(Entries from a dataset)

--- --- ---

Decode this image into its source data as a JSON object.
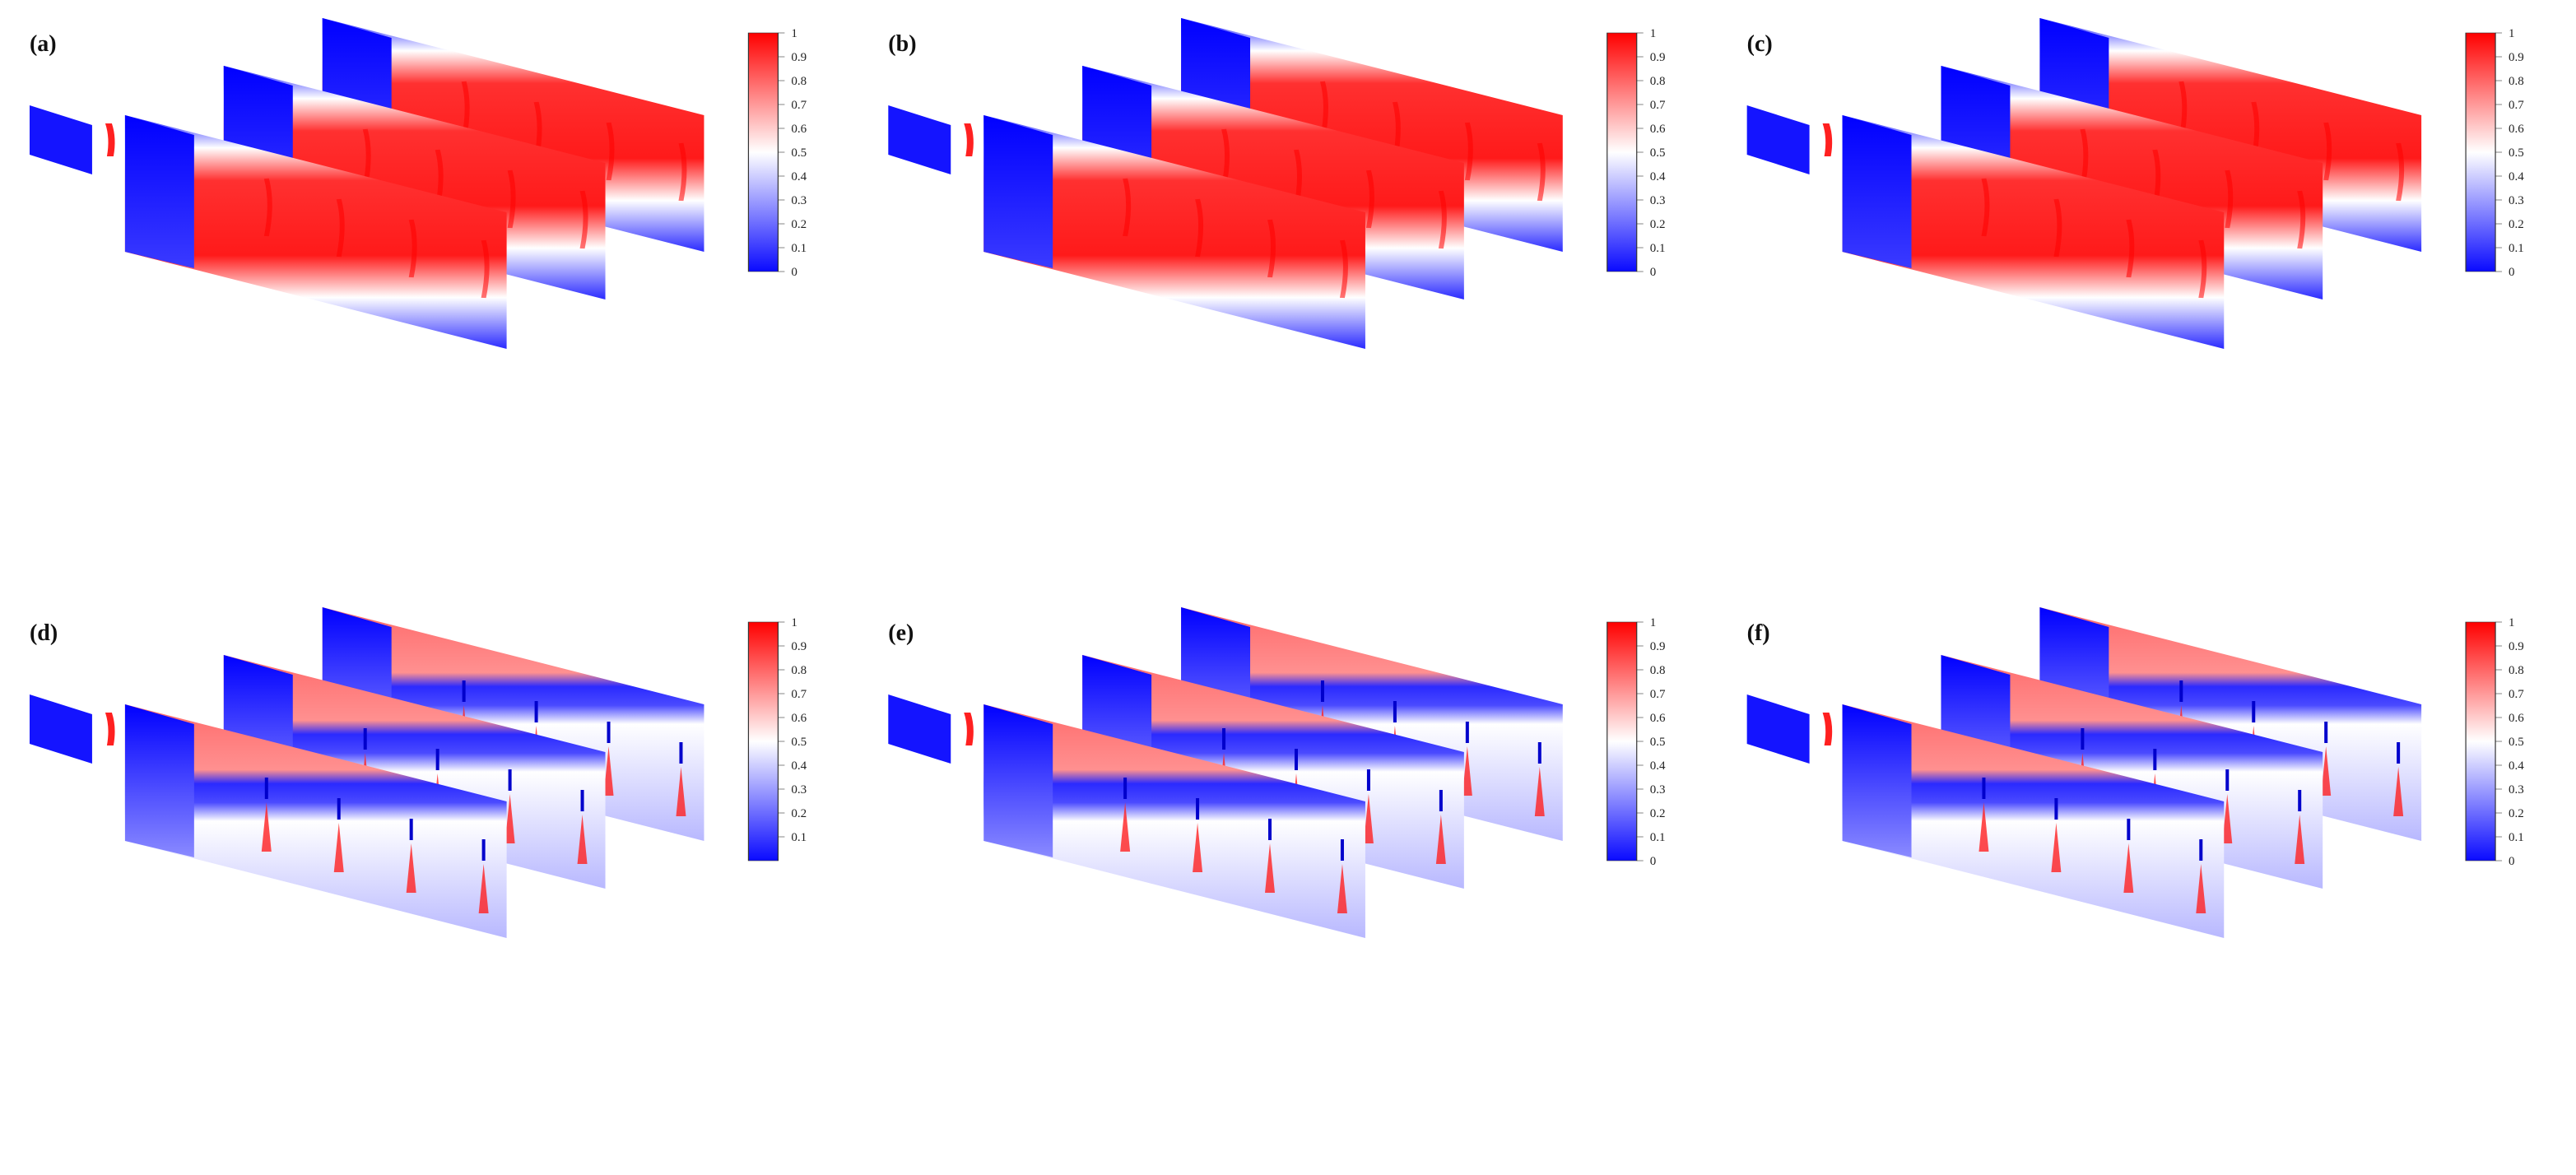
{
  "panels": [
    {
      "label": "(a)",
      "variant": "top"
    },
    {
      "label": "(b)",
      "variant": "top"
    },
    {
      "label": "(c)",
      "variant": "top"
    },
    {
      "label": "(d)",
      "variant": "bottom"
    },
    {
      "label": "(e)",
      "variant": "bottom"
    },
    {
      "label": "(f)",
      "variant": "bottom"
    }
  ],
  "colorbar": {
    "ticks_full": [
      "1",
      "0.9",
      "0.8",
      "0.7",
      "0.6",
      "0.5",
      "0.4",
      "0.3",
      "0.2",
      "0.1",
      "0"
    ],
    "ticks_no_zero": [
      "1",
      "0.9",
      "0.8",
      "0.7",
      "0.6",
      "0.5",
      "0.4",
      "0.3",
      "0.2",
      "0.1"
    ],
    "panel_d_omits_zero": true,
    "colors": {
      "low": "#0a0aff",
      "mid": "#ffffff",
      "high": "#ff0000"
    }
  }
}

--- --- ---

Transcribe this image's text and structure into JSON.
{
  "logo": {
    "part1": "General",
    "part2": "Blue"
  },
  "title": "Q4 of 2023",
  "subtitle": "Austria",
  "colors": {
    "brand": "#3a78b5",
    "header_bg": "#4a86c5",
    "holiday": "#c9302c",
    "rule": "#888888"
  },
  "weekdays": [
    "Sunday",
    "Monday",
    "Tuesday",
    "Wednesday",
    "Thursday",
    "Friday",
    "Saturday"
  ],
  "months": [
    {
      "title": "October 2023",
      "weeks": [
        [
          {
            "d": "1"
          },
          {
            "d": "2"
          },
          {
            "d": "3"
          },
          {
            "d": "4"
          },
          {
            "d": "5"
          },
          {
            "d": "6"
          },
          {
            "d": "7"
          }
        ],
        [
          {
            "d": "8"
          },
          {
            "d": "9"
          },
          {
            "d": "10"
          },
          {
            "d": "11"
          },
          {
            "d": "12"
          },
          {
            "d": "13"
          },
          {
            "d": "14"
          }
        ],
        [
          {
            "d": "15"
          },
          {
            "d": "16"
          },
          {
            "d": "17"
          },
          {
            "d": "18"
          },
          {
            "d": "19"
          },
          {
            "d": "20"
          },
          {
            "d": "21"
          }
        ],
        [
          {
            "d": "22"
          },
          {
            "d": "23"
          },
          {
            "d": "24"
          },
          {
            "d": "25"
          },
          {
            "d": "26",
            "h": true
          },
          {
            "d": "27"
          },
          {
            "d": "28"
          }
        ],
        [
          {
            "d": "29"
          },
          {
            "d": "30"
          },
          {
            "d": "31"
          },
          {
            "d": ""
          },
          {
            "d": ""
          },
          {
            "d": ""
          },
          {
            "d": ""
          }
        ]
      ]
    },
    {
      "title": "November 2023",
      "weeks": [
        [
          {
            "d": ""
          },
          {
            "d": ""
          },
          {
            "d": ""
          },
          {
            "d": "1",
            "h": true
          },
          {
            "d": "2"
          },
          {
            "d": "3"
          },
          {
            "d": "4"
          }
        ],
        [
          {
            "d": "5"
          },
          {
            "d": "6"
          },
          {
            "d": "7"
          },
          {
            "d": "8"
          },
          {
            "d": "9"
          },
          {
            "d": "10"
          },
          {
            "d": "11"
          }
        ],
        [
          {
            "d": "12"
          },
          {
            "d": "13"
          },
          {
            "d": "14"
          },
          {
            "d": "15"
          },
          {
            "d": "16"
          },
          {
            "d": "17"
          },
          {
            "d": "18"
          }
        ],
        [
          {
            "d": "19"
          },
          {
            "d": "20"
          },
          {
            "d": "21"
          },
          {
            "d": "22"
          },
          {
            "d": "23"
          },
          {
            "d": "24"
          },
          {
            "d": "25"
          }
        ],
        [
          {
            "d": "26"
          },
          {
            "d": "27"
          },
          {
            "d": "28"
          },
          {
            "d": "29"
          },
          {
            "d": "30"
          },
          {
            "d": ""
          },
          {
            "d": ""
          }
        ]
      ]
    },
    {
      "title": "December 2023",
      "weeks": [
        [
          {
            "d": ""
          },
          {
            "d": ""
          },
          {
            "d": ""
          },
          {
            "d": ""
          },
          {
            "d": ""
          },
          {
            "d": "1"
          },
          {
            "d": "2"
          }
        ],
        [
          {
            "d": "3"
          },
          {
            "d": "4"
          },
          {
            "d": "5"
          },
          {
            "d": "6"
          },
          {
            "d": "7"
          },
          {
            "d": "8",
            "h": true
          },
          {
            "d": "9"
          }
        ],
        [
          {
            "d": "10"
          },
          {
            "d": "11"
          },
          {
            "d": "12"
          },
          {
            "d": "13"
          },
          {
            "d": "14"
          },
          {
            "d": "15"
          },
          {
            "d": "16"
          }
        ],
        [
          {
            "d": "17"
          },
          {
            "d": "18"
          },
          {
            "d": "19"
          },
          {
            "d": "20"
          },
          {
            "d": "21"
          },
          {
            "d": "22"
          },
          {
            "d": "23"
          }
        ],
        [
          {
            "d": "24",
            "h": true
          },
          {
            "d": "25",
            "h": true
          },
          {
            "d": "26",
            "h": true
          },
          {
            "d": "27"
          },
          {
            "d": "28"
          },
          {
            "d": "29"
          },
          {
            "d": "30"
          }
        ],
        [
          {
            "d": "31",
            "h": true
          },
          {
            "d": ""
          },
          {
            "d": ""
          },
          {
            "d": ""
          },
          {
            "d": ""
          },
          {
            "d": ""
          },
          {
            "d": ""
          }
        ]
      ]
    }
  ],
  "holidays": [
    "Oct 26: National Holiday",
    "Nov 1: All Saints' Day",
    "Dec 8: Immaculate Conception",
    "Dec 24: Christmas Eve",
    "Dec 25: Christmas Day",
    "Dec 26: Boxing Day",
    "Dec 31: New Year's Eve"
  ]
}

--- --- ---

▶ **What to do**
Copy each line of the records above that carries the word "into".

▶ **Solution**
Decode this image into its source data as a JSON object.
Transcribe this image's text and structure into JSON.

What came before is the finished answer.